-- start --

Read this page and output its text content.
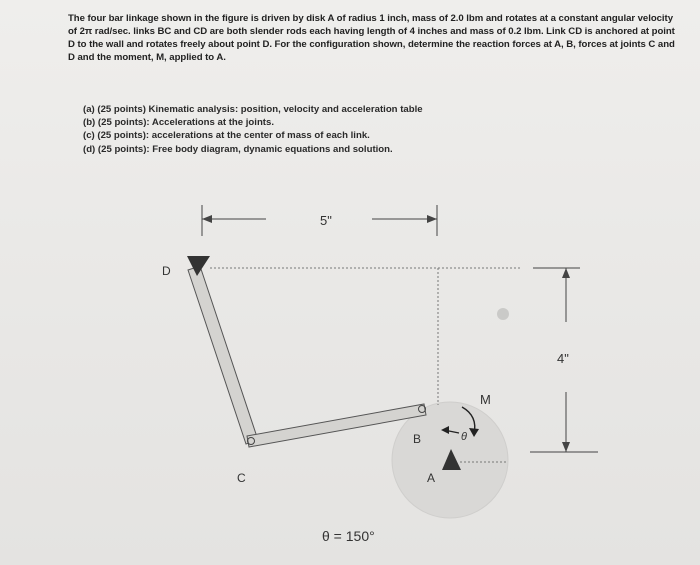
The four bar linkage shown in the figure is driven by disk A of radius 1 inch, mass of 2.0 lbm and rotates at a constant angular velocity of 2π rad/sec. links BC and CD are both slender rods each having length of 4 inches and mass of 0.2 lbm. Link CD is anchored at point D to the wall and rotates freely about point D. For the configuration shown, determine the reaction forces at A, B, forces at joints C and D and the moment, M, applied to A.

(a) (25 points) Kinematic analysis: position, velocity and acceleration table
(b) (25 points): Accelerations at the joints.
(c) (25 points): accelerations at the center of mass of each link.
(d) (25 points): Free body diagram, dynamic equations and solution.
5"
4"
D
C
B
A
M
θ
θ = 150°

-- end --
-- start --

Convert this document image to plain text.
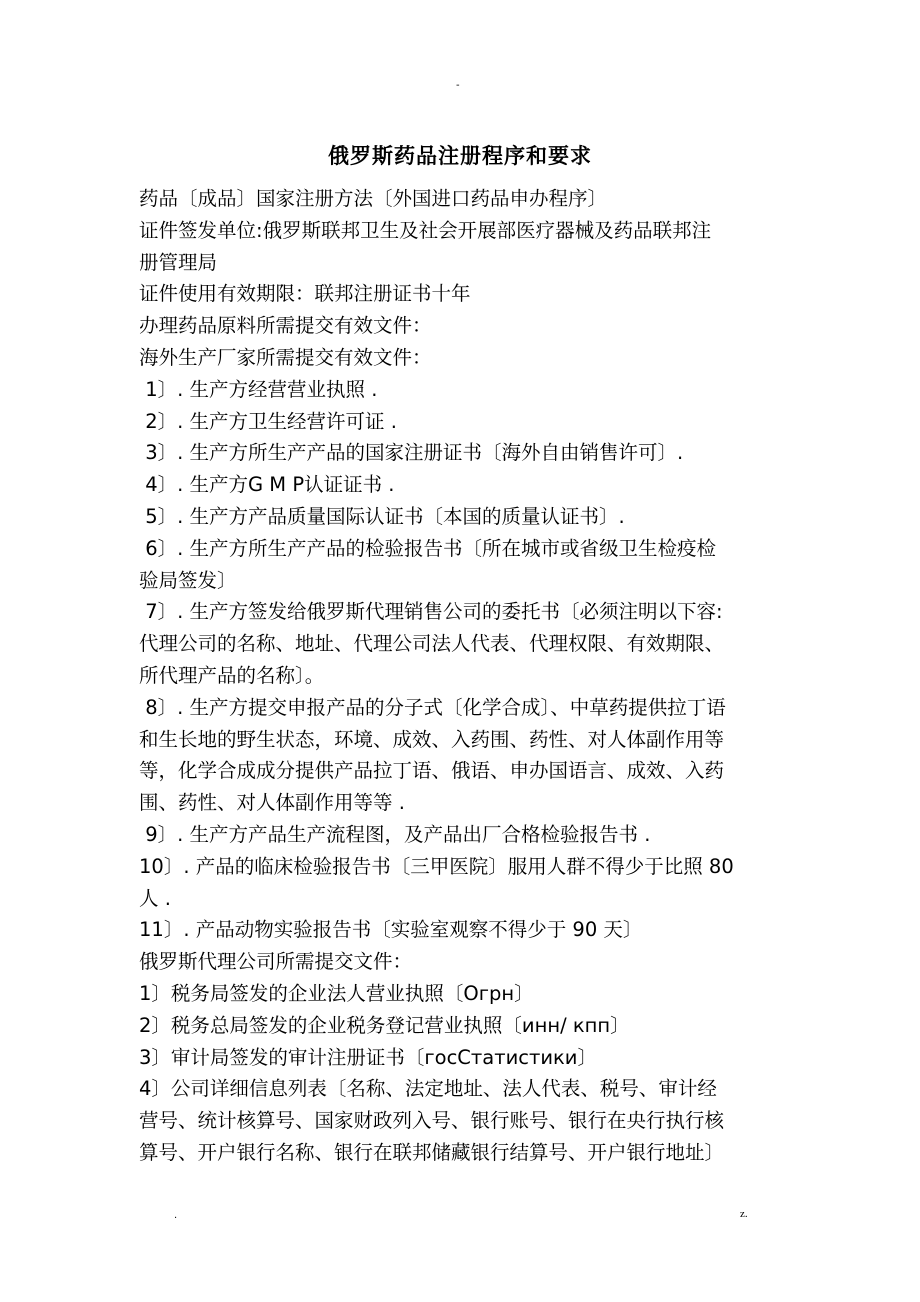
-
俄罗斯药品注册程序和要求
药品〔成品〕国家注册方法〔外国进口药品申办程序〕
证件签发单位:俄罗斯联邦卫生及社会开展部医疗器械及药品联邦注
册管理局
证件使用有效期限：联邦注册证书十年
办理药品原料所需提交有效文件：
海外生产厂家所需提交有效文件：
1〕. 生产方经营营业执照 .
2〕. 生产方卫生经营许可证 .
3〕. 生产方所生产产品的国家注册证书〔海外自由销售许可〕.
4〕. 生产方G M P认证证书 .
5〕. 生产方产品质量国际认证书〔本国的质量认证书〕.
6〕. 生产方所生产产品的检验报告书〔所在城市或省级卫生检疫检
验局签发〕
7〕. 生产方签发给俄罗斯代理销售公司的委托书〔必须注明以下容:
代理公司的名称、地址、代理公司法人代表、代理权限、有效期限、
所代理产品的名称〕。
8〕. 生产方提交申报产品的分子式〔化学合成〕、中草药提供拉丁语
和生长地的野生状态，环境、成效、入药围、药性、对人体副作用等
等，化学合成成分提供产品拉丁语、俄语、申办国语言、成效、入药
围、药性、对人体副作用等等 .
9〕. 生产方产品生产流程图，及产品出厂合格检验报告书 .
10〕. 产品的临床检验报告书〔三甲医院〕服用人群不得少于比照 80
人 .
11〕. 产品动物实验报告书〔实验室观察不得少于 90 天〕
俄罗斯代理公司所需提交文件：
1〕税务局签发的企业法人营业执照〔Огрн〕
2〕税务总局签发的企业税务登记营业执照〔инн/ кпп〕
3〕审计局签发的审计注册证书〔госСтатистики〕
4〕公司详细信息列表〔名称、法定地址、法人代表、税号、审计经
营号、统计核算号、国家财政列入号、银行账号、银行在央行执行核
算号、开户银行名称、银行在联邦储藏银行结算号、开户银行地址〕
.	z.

-- end --
-- start --

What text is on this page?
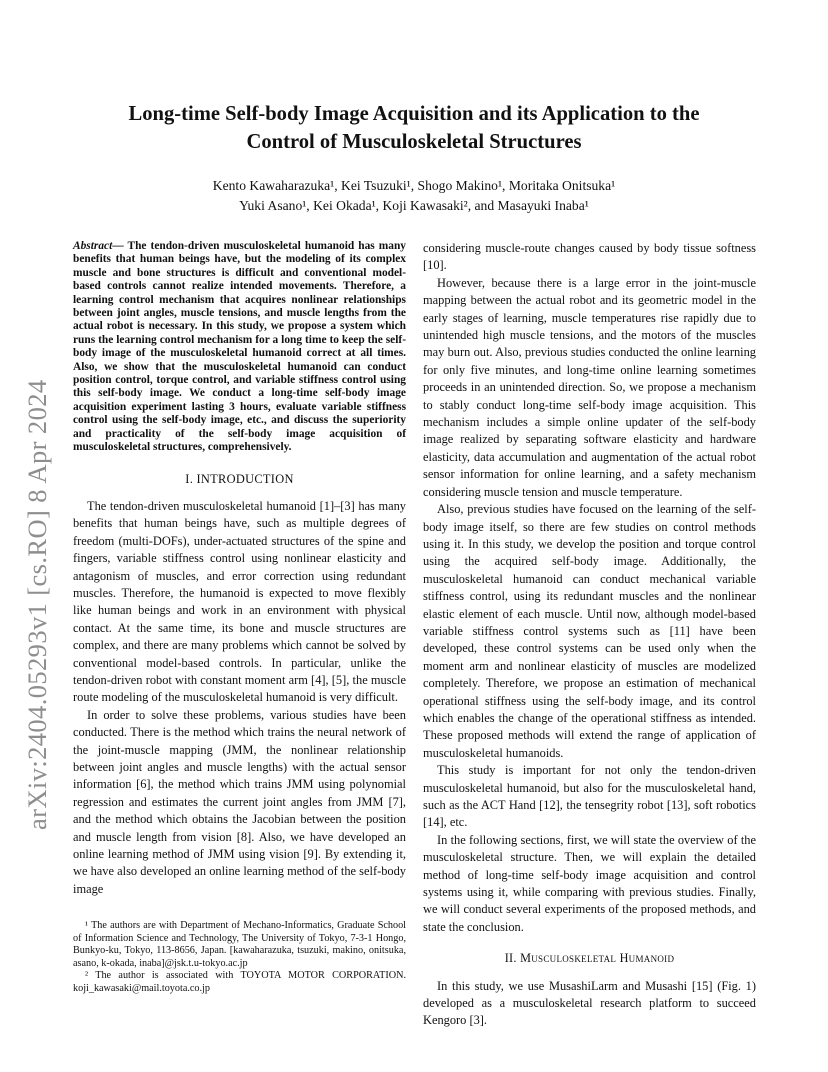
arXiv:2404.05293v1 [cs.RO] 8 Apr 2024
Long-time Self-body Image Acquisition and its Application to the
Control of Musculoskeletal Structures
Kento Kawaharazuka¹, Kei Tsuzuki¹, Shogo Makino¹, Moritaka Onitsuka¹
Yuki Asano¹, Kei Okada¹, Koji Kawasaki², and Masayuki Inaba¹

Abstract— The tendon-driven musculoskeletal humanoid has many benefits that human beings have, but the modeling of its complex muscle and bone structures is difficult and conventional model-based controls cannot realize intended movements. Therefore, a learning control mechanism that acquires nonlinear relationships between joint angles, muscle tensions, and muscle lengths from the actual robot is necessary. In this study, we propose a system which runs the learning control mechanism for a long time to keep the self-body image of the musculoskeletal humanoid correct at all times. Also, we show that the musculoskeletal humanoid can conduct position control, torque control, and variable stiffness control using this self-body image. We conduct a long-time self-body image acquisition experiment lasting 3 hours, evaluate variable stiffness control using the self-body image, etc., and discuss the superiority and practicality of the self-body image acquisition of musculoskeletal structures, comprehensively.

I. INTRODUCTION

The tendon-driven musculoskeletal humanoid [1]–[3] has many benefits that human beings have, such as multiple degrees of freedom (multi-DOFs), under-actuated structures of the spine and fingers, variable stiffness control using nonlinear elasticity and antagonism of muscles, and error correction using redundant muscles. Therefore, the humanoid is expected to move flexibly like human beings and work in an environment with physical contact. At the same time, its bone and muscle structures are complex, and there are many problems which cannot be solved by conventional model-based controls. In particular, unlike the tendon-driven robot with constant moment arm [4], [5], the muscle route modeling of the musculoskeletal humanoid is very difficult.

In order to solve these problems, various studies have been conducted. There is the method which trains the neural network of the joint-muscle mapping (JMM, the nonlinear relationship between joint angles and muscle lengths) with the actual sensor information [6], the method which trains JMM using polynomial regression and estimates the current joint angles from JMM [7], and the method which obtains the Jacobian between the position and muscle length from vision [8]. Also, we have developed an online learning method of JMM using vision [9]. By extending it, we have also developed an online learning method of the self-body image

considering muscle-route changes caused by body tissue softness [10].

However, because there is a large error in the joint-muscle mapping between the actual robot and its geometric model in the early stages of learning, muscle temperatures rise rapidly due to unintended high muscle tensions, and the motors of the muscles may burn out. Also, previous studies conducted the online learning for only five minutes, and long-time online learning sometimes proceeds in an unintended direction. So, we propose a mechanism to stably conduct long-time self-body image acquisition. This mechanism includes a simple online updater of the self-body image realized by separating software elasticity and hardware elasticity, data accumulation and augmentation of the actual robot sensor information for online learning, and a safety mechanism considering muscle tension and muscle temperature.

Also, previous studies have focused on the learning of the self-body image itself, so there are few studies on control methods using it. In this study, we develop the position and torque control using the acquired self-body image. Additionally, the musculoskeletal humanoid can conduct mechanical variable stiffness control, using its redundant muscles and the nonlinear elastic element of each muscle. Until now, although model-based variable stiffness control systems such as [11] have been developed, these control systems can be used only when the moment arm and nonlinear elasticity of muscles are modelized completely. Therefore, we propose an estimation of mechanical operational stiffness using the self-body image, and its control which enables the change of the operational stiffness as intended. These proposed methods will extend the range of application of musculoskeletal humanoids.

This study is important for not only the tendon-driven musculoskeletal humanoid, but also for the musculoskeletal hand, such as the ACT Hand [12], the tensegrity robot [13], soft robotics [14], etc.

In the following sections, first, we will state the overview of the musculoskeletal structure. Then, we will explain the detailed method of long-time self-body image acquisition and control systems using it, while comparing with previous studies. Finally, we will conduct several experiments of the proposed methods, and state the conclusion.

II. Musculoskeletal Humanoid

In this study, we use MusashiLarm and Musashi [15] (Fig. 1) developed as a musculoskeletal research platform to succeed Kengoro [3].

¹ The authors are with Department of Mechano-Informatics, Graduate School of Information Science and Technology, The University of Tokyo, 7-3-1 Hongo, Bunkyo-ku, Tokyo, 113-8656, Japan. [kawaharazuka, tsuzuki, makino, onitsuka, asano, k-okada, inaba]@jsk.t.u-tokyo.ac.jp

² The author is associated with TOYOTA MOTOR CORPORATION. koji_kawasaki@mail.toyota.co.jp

-- end --

STATED TASK :: Give only the count of lines in this material that contain the string "page".

WRITTEN REPLY :: 2